(Stored records)
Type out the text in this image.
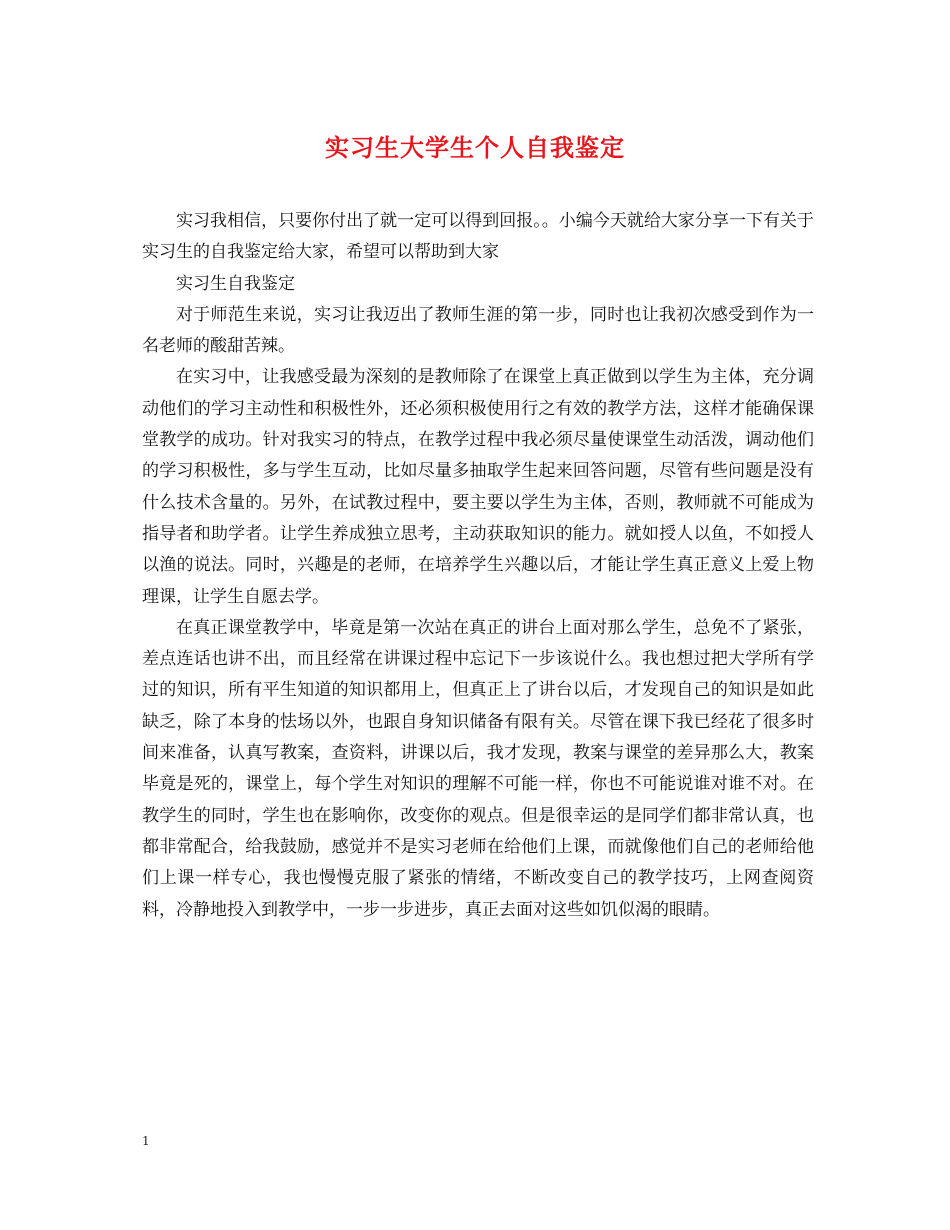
实习生大学生个人自我鉴定

实习我相信，只要你付出了就一定可以得到回报。。小编今天就给大家分享一下有关于实习生的自我鉴定给大家，希望可以帮助到大家

实习生自我鉴定

对于师范生来说，实习让我迈出了教师生涯的第一步，同时也让我初次感受到作为一名老师的酸甜苦辣。

在实习中，让我感受最为深刻的是教师除了在课堂上真正做到以学生为主体，充分调动他们的学习主动性和积极性外，还必须积极使用行之有效的教学方法，这样才能确保课堂教学的成功。针对我实习的特点，在教学过程中我必须尽量使课堂生动活泼，调动他们的学习积极性，多与学生互动，比如尽量多抽取学生起来回答问题，尽管有些问题是没有什么技术含量的。另外，在试教过程中，要主要以学生为主体，否则，教师就不可能成为指导者和助学者。让学生养成独立思考，主动获取知识的能力。就如授人以鱼，不如授人以渔的说法。同时，兴趣是的老师，在培养学生兴趣以后，才能让学生真正意义上爱上物理课，让学生自愿去学。

在真正课堂教学中，毕竟是第一次站在真正的讲台上面对那么学生，总免不了紧张，差点连话也讲不出，而且经常在讲课过程中忘记下一步该说什么。我也想过把大学所有学过的知识，所有平生知道的知识都用上，但真正上了讲台以后，才发现自己的知识是如此缺乏，除了本身的怯场以外，也跟自身知识储备有限有关。尽管在课下我已经花了很多时间来准备，认真写教案，查资料，讲课以后，我才发现，教案与课堂的差异那么大，教案毕竟是死的，课堂上，每个学生对知识的理解不可能一样，你也不可能说谁对谁不对。在教学生的同时，学生也在影响你，改变你的观点。但是很幸运的是同学们都非常认真，也都非常配合，给我鼓励，感觉并不是实习老师在给他们上课，而就像他们自己的老师给他们上课一样专心，我也慢慢克服了紧张的情绪，不断改变自己的教学技巧，上网查阅资料，冷静地投入到教学中，一步一步进步，真正去面对这些如饥似渴的眼睛。

1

- _Prompt_:
Strip out the pictures and quote the remaining data word for word.

- _Exercise answer_:
Type out the text in this image.
实习生大学生个人自我鉴定

实习我相信，只要你付出了就一定可以得到回报。。小编今天就给大家分享一下有关于实习生的自我鉴定给大家，希望可以帮助到大家

实习生自我鉴定

对于师范生来说，实习让我迈出了教师生涯的第一步，同时也让我初次感受到作为一名老师的酸甜苦辣。

在实习中，让我感受最为深刻的是教师除了在课堂上真正做到以学生为主体，充分调动他们的学习主动性和积极性外，还必须积极使用行之有效的教学方法，这样才能确保课堂教学的成功。针对我实习的特点，在教学过程中我必须尽量使课堂生动活泼，调动他们的学习积极性，多与学生互动，比如尽量多抽取学生起来回答问题，尽管有些问题是没有什么技术含量的。另外，在试教过程中，要主要以学生为主体，否则，教师就不可能成为指导者和助学者。让学生养成独立思考，主动获取知识的能力。就如授人以鱼，不如授人以渔的说法。同时，兴趣是的老师，在培养学生兴趣以后，才能让学生真正意义上爱上物理课，让学生自愿去学。

在真正课堂教学中，毕竟是第一次站在真正的讲台上面对那么学生，总免不了紧张，差点连话也讲不出，而且经常在讲课过程中忘记下一步该说什么。我也想过把大学所有学过的知识，所有平生知道的知识都用上，但真正上了讲台以后，才发现自己的知识是如此缺乏，除了本身的怯场以外，也跟自身知识储备有限有关。尽管在课下我已经花了很多时间来准备，认真写教案，查资料，讲课以后，我才发现，教案与课堂的差异那么大，教案毕竟是死的，课堂上，每个学生对知识的理解不可能一样，你也不可能说谁对谁不对。在教学生的同时，学生也在影响你，改变你的观点。但是很幸运的是同学们都非常认真，也都非常配合，给我鼓励，感觉并不是实习老师在给他们上课，而就像他们自己的老师给他们上课一样专心，我也慢慢克服了紧张的情绪，不断改变自己的教学技巧，上网查阅资料，冷静地投入到教学中，一步一步进步，真正去面对这些如饥似渴的眼睛。

1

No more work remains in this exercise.